Exercise.
Quote the whole listing word for word, please.

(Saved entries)
- - - - - - -

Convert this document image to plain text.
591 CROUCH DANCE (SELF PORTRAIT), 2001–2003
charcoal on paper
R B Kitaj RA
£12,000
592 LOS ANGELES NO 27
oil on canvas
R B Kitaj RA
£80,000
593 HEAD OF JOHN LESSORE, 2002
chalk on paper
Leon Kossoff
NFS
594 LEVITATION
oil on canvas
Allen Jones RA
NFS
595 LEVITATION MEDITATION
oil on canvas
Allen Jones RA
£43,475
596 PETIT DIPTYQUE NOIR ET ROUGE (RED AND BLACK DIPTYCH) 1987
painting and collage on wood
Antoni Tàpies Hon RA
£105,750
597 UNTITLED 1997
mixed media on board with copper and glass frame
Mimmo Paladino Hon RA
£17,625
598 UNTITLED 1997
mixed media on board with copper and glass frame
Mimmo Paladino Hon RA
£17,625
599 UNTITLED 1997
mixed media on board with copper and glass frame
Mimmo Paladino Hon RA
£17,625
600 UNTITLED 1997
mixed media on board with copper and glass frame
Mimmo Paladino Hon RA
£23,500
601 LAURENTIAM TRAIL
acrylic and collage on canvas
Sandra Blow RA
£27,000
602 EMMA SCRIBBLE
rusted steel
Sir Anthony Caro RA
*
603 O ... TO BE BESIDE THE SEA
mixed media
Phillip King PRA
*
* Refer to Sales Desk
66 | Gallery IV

- - - - - - -

Result of this task.
Convert this document image to plain text.
591 CROUCH DANCE (SELF PORTRAIT), 2001–2003
charcoal on paper
R B Kitaj RA
£12,000
592 LOS ANGELES NO 27
oil on canvas
R B Kitaj RA
£80,000
593 HEAD OF JOHN LESSORE, 2002
chalk on paper
Leon Kossoff
NFS
594 LEVITATION
oil on canvas
Allen Jones RA
NFS
595 LEVITATION MEDITATION
oil on canvas
Allen Jones RA
£43,475
596 PETIT DIPTYQUE NOIR ET ROUGE (RED AND BLACK DIPTYCH) 1987
painting and collage on wood
Antoni Tàpies Hon RA
£105,750
597 UNTITLED 1997
mixed media on board with copper and glass frame
Mimmo Paladino Hon RA
£17,625
598 UNTITLED 1997
mixed media on board with copper and glass frame
Mimmo Paladino Hon RA
£17,625
599 UNTITLED 1997
mixed media on board with copper and glass frame
Mimmo Paladino Hon RA
£17,625
600 UNTITLED 1997
mixed media on board with copper and glass frame
Mimmo Paladino Hon RA
£23,500
601 LAURENTIAM TRAIL
acrylic and collage on canvas
Sandra Blow RA
£27,000
602 EMMA SCRIBBLE
rusted steel
Sir Anthony Caro RA
*
603 O ... TO BE BESIDE THE SEA
mixed media
Phillip King PRA
*
* Refer to Sales Desk
66 | Gallery IV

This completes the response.